Stored items from a collection:
= = = =
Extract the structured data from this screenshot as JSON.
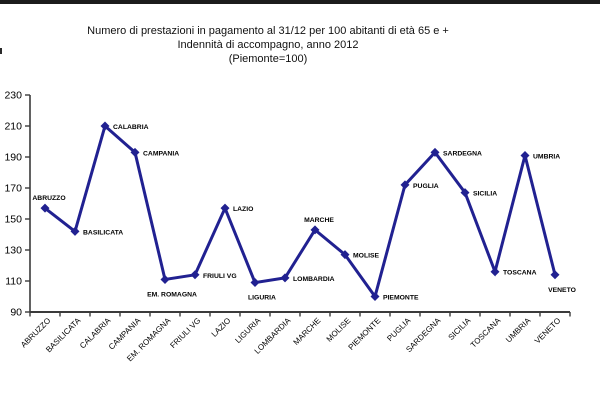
{
  "title": {
    "line1": "Numero di prestazioni in pagamento al 31/12 per 100 abitanti di età 65 e +",
    "line2": "Indennità di accompagno, anno 2012",
    "line3": "(Piemonte=100)"
  },
  "chart_data": {
    "type": "line",
    "title": "Numero di prestazioni in pagamento al 31/12 per 100 abitanti di età 65 e + Indennità di accompagno, anno 2012 (Piemonte=100)",
    "categories": [
      "ABRUZZO",
      "BASILICATA",
      "CALABRIA",
      "CAMPANIA",
      "EM. ROMAGNA",
      "FRIULI VG",
      "LAZIO",
      "LIGURIA",
      "LOMBARDIA",
      "MARCHE",
      "MOLISE",
      "PIEMONTE",
      "PUGLIA",
      "SARDEGNA",
      "SICILIA",
      "TOSCANA",
      "UMBRIA",
      "VENETO"
    ],
    "values": [
      157,
      142,
      210,
      193,
      111,
      114,
      157,
      109,
      112,
      143,
      127,
      100,
      172,
      193,
      167,
      116,
      191,
      114
    ],
    "point_labels": [
      "ABRUZZO",
      "BASILICATA",
      "CALABRIA",
      "CAMPANIA",
      "EM. ROMAGNA",
      "FRIULI VG",
      "LAZIO",
      "LIGURIA",
      "LOMBARDIA",
      "MARCHE",
      "MOLISE",
      "PIEMONTE",
      "PUGLIA",
      "SARDEGNA",
      "SICILIA",
      "TOSCANA",
      "UMBRIA",
      "VENETO"
    ],
    "label_positions": [
      "above",
      "right",
      "right",
      "right",
      "below",
      "right",
      "right",
      "below",
      "right",
      "above",
      "right",
      "right",
      "right",
      "right",
      "right",
      "right",
      "right",
      "below"
    ],
    "xlabel": "",
    "ylabel": "",
    "ylim": [
      90,
      230
    ],
    "yticks": [
      90,
      110,
      130,
      150,
      170,
      190,
      210,
      230
    ],
    "grid": false,
    "legend": "none",
    "marker": "diamond",
    "line_color": "#212191",
    "axis_color": "#3a3a3a",
    "label_color": "#000000"
  }
}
= = = =
### What you will do
Using the material above, gather every line that includes "anno".

### Full solution
    "line2": "Indennità di accompagno, anno 2012",
    "title": "Numero di prestazioni in pagamento al 31/12 per 100 abitanti di età 65 e + Indennità di accompagno, anno 2012 (Piemonte=100)",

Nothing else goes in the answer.